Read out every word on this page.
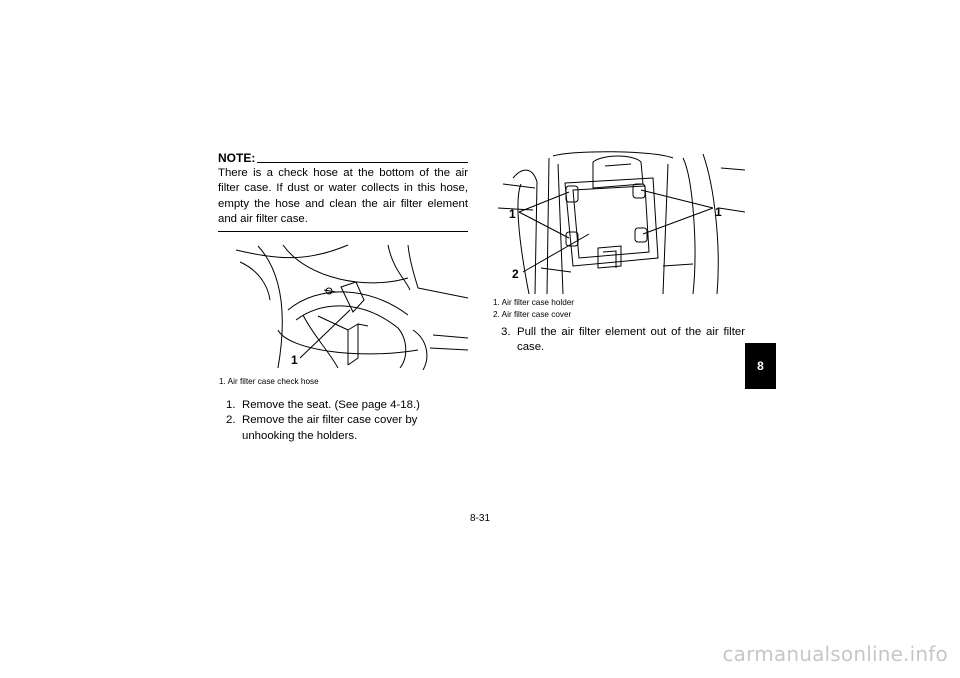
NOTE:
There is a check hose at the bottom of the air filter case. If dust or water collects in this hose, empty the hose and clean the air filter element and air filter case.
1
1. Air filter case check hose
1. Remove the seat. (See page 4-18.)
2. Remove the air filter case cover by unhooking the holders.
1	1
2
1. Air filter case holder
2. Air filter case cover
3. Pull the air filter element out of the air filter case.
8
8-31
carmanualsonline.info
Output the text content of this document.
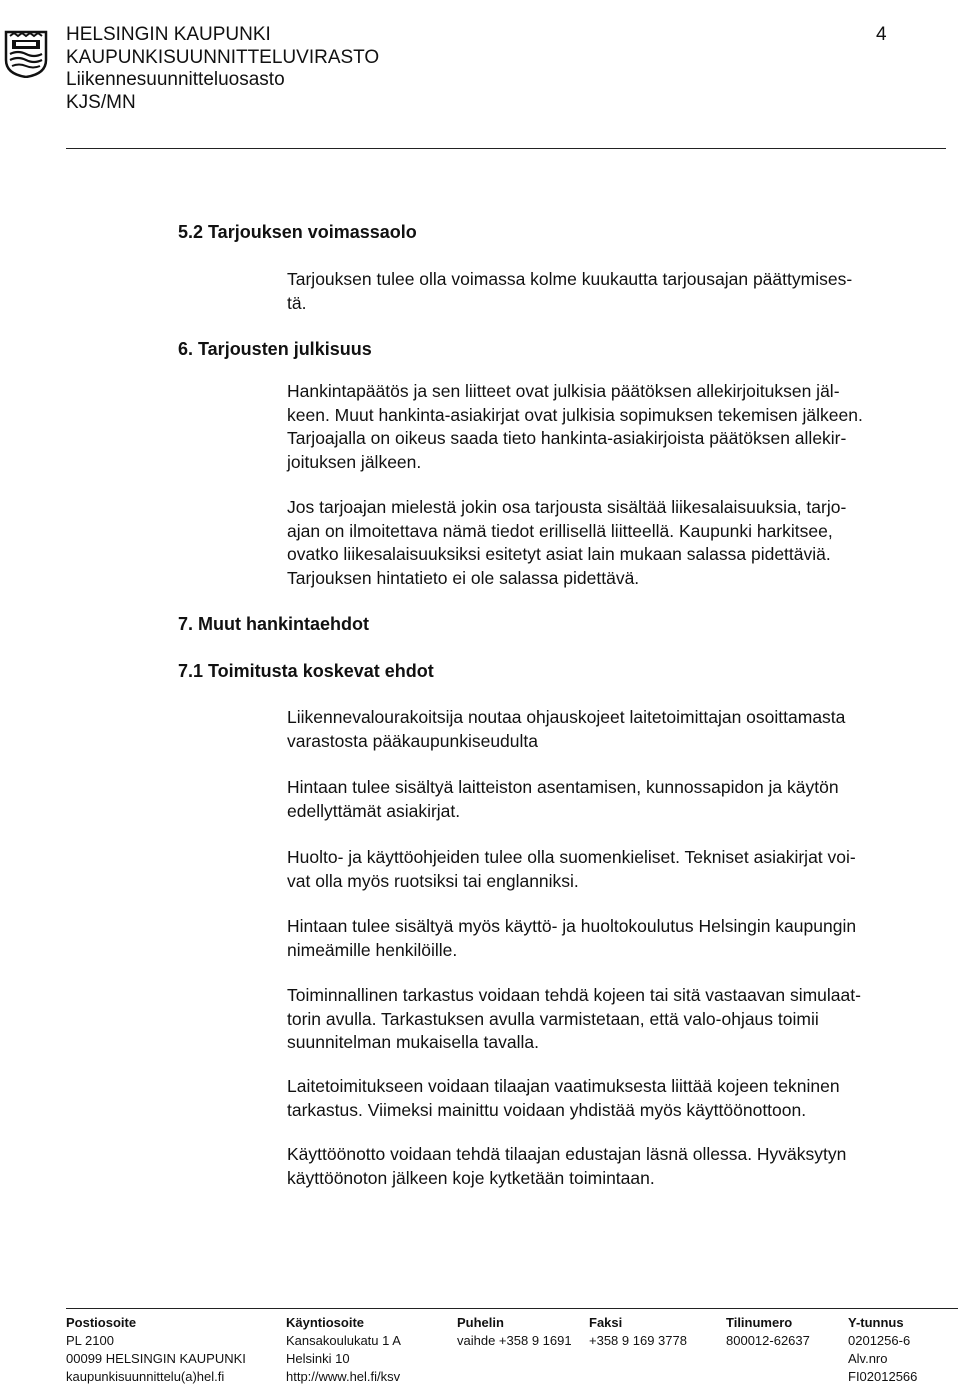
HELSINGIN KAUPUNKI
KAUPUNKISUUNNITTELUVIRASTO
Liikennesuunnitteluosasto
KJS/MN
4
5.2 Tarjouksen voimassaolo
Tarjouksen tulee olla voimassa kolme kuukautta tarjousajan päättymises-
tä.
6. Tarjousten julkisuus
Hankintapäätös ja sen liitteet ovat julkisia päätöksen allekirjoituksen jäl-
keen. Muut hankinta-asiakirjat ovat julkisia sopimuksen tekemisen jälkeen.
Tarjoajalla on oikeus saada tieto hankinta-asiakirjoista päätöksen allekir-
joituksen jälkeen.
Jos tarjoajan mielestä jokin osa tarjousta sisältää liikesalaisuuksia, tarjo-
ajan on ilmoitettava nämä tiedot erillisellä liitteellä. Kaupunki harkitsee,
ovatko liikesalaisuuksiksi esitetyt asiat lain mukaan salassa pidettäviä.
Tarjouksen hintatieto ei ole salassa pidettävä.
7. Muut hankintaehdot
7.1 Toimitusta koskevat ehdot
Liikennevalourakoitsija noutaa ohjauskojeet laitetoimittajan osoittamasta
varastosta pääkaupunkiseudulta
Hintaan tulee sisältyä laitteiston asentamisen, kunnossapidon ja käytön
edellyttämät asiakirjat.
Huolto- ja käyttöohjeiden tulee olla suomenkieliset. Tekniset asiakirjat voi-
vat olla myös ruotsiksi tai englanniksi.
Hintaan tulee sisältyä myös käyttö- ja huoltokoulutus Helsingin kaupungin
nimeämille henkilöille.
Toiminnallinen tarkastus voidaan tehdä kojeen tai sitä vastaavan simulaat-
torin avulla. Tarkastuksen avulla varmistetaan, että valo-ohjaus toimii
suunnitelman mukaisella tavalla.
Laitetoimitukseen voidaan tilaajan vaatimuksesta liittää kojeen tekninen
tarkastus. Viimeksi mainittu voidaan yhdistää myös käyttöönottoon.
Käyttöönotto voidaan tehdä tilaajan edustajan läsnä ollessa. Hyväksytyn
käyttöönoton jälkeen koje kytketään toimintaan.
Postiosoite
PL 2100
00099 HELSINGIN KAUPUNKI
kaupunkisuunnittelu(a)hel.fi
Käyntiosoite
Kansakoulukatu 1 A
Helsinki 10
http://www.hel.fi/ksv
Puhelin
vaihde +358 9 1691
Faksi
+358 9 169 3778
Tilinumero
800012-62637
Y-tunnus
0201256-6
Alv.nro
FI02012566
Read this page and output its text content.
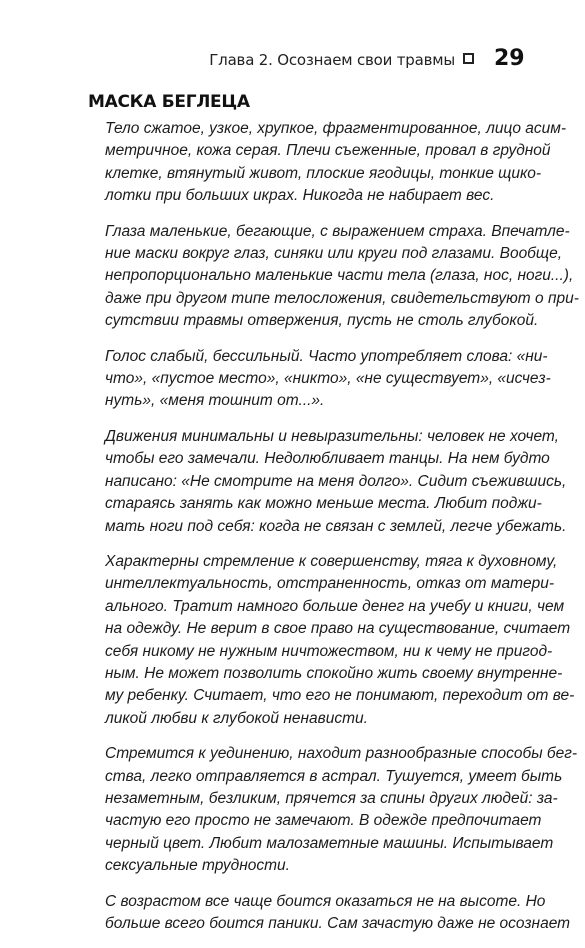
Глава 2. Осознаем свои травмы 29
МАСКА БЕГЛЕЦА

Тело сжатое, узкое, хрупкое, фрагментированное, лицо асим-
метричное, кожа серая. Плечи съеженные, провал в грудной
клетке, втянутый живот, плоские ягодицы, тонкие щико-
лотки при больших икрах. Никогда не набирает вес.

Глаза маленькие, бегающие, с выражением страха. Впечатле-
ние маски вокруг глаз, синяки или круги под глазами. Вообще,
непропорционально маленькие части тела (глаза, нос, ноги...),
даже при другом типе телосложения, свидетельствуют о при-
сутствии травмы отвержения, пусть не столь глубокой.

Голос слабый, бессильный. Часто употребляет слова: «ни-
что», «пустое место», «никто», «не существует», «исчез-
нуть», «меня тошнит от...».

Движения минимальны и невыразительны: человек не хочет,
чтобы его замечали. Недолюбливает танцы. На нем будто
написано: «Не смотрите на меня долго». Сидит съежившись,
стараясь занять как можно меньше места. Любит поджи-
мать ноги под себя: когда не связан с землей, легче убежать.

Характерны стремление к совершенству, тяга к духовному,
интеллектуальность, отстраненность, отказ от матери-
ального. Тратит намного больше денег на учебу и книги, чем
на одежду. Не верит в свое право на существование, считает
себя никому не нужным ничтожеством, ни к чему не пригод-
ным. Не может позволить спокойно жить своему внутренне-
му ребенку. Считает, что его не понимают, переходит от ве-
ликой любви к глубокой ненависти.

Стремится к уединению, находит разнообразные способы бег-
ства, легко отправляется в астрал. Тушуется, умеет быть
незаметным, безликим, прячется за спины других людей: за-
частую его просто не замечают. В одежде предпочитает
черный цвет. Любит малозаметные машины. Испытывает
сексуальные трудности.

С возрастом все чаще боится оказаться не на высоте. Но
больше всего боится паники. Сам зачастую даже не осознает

====================

-- WHAT YOU HAVE TO DO --
Quote every record above exactly, leaving out any pictures.

-- SOLUTION TO THE PROBLEM --
Read out every word on this page.
NOTE:
There is a check hose at the bottom of the air filter case. If dust or water collects in this hose, empty the hose and clean the air filter element and air filter case.
1
1. Air filter case check hose
1. Remove the seat. (See page 4-18.)
2. Remove the air filter case cover by unhooking the holders.
1	1
2
1. Air filter case holder
2. Air filter case cover
3. Pull the air filter element out of the air filter case.
8
8-31
carmanualsonline.info
Output the text content of this document.
HELSINGIN KAUPUNKI
KAUPUNKISUUNNITTELUVIRASTO
Liikennesuunnitteluosasto
KJS/MN
4
5.2 Tarjouksen voimassaolo
Tarjouksen tulee olla voimassa kolme kuukautta tarjousajan päättymises-
tä.
6. Tarjousten julkisuus
Hankintapäätös ja sen liitteet ovat julkisia päätöksen allekirjoituksen jäl-
keen. Muut hankinta-asiakirjat ovat julkisia sopimuksen tekemisen jälkeen.
Tarjoajalla on oikeus saada tieto hankinta-asiakirjoista päätöksen allekir-
joituksen jälkeen.
Jos tarjoajan mielestä jokin osa tarjousta sisältää liikesalaisuuksia, tarjo-
ajan on ilmoitettava nämä tiedot erillisellä liitteellä. Kaupunki harkitsee,
ovatko liikesalaisuuksiksi esitetyt asiat lain mukaan salassa pidettäviä.
Tarjouksen hintatieto ei ole salassa pidettävä.
7. Muut hankintaehdot
7.1 Toimitusta koskevat ehdot
Liikennevalourakoitsija noutaa ohjauskojeet laitetoimittajan osoittamasta
varastosta pääkaupunkiseudulta
Hintaan tulee sisältyä laitteiston asentamisen, kunnossapidon ja käytön
edellyttämät asiakirjat.
Huolto- ja käyttöohjeiden tulee olla suomenkieliset. Tekniset asiakirjat voi-
vat olla myös ruotsiksi tai englanniksi.
Hintaan tulee sisältyä myös käyttö- ja huoltokoulutus Helsingin kaupungin
nimeämille henkilöille.
Toiminnallinen tarkastus voidaan tehdä kojeen tai sitä vastaavan simulaat-
torin avulla. Tarkastuksen avulla varmistetaan, että valo-ohjaus toimii
suunnitelman mukaisella tavalla.
Laitetoimitukseen voidaan tilaajan vaatimuksesta liittää kojeen tekninen
tarkastus. Viimeksi mainittu voidaan yhdistää myös käyttöönottoon.
Käyttöönotto voidaan tehdä tilaajan edustajan läsnä ollessa. Hyväksytyn
käyttöönoton jälkeen koje kytketään toimintaan.
Postiosoite
PL 2100
00099 HELSINGIN KAUPUNKI
kaupunkisuunnittelu(a)hel.fi
Käyntiosoite
Kansakoulukatu 1 A
Helsinki 10
http://www.hel.fi/ksv
Puhelin
vaihde +358 9 1691
Faksi
+358 9 169 3778
Tilinumero
800012-62637
Y-tunnus
0201256-6
Alv.nro
FI02012566
Read this page and output its text content.
Глава 2. Осознаем свои травмы 29
МАСКА БЕГЛЕЦА

Тело сжатое, узкое, хрупкое, фрагментированное, лицо асим-
метричное, кожа серая. Плечи съеженные, провал в грудной
клетке, втянутый живот, плоские ягодицы, тонкие щико-
лотки при больших икрах. Никогда не набирает вес.

Глаза маленькие, бегающие, с выражением страха. Впечатле-
ние маски вокруг глаз, синяки или круги под глазами. Вообще,
непропорционально маленькие части тела (глаза, нос, ноги...),
даже при другом типе телосложения, свидетельствуют о при-
сутствии травмы отвержения, пусть не столь глубокой.

Голос слабый, бессильный. Часто употребляет слова: «ни-
что», «пустое место», «никто», «не существует», «исчез-
нуть», «меня тошнит от...».

Движения минимальны и невыразительны: человек не хочет,
чтобы его замечали. Недолюбливает танцы. На нем будто
написано: «Не смотрите на меня долго». Сидит съежившись,
стараясь занять как можно меньше места. Любит поджи-
мать ноги под себя: когда не связан с землей, легче убежать.

Характерны стремление к совершенству, тяга к духовному,
интеллектуальность, отстраненность, отказ от матери-
ального. Тратит намного больше денег на учебу и книги, чем
на одежду. Не верит в свое право на существование, считает
себя никому не нужным ничтожеством, ни к чему не пригод-
ным. Не может позволить спокойно жить своему внутренне-
му ребенку. Считает, что его не понимают, переходит от ве-
ликой любви к глубокой ненависти.

Стремится к уединению, находит разнообразные способы бег-
ства, легко отправляется в астрал. Тушуется, умеет быть
незаметным, безликим, прячется за спины других людей: за-
частую его просто не замечают. В одежде предпочитает
черный цвет. Любит малозаметные машины. Испытывает
сексуальные трудности.

С возрастом все чаще боится оказаться не на высоте. Но
больше всего боится паники. Сам зачастую даже не осознает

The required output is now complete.